WRITTEN PROBLEM: Pictures aside, quote the whole listing exactly.

Dataset items:
★ ★ ★

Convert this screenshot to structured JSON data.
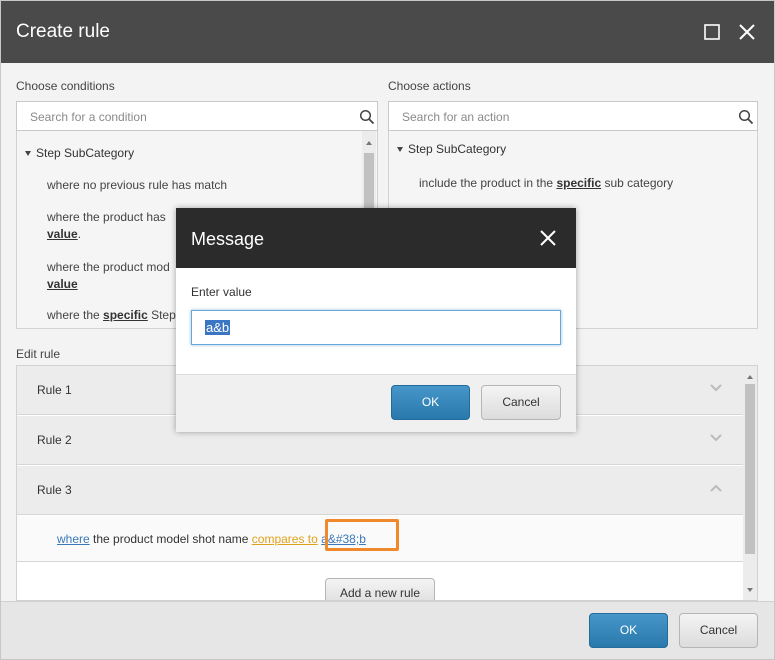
{
  "dialog": {
    "title": "Create rule",
    "icons": {
      "maximize": "maximize-icon",
      "close": "close-icon"
    }
  },
  "conditions": {
    "label": "Choose conditions",
    "search_placeholder": "Search for a condition",
    "group": "Step SubCategory",
    "items": [
      {
        "before": "where no previous rule has match",
        "kw": "",
        "after": ""
      },
      {
        "before": "where the product has",
        "kw": "",
        "after": ""
      },
      {
        "before": "where the product mod",
        "kw": "",
        "after": ""
      },
      {
        "before": "where the ",
        "kw": "specific",
        "after": " Step"
      }
    ],
    "trailing_value": "value",
    "trailing_dot": "."
  },
  "actions": {
    "label": "Choose actions",
    "search_placeholder": "Search for an action",
    "group": "Step SubCategory",
    "item_before": "include the product in the ",
    "item_kw": "specific",
    "item_after": " sub category"
  },
  "edit_rule": {
    "label": "Edit rule",
    "rules": [
      "Rule 1",
      "Rule 2",
      "Rule 3"
    ],
    "rule3_body": {
      "where": "where",
      "middle": " the product model shot name ",
      "compares": "compares to",
      "value": "a&#38;b"
    },
    "add_button": "Add a new rule"
  },
  "footer": {
    "ok": "OK",
    "cancel": "Cancel"
  },
  "modal": {
    "title": "Message",
    "prompt": "Enter value",
    "value": "a&b",
    "ok": "OK",
    "cancel": "Cancel"
  },
  "colors": {
    "titlebar": "#4a4a4a",
    "primary": "#2a79ad",
    "highlight": "#f0892b",
    "link_blue": "#3a78b9",
    "link_orange": "#e0a21c"
  }
}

★ ★ ★

EXERCISE SOLUTION:
Convert this screenshot to structured JSON data.
{
  "dialog": {
    "title": "Create rule",
    "icons": {
      "maximize": "maximize-icon",
      "close": "close-icon"
    }
  },
  "conditions": {
    "label": "Choose conditions",
    "search_placeholder": "Search for a condition",
    "group": "Step SubCategory",
    "items": [
      {
        "before": "where no previous rule has match",
        "kw": "",
        "after": ""
      },
      {
        "before": "where the product has",
        "kw": "",
        "after": ""
      },
      {
        "before": "where the product mod",
        "kw": "",
        "after": ""
      },
      {
        "before": "where the ",
        "kw": "specific",
        "after": " Step"
      }
    ],
    "trailing_value": "value",
    "trailing_dot": "."
  },
  "actions": {
    "label": "Choose actions",
    "search_placeholder": "Search for an action",
    "group": "Step SubCategory",
    "item_before": "include the product in the ",
    "item_kw": "specific",
    "item_after": " sub category"
  },
  "edit_rule": {
    "label": "Edit rule",
    "rules": [
      "Rule 1",
      "Rule 2",
      "Rule 3"
    ],
    "rule3_body": {
      "where": "where",
      "middle": " the product model shot name ",
      "compares": "compares to",
      "value": "a&#38;b"
    },
    "add_button": "Add a new rule"
  },
  "footer": {
    "ok": "OK",
    "cancel": "Cancel"
  },
  "modal": {
    "title": "Message",
    "prompt": "Enter value",
    "value": "a&b",
    "ok": "OK",
    "cancel": "Cancel"
  },
  "colors": {
    "titlebar": "#4a4a4a",
    "primary": "#2a79ad",
    "highlight": "#f0892b",
    "link_blue": "#3a78b9",
    "link_orange": "#e0a21c"
  }
}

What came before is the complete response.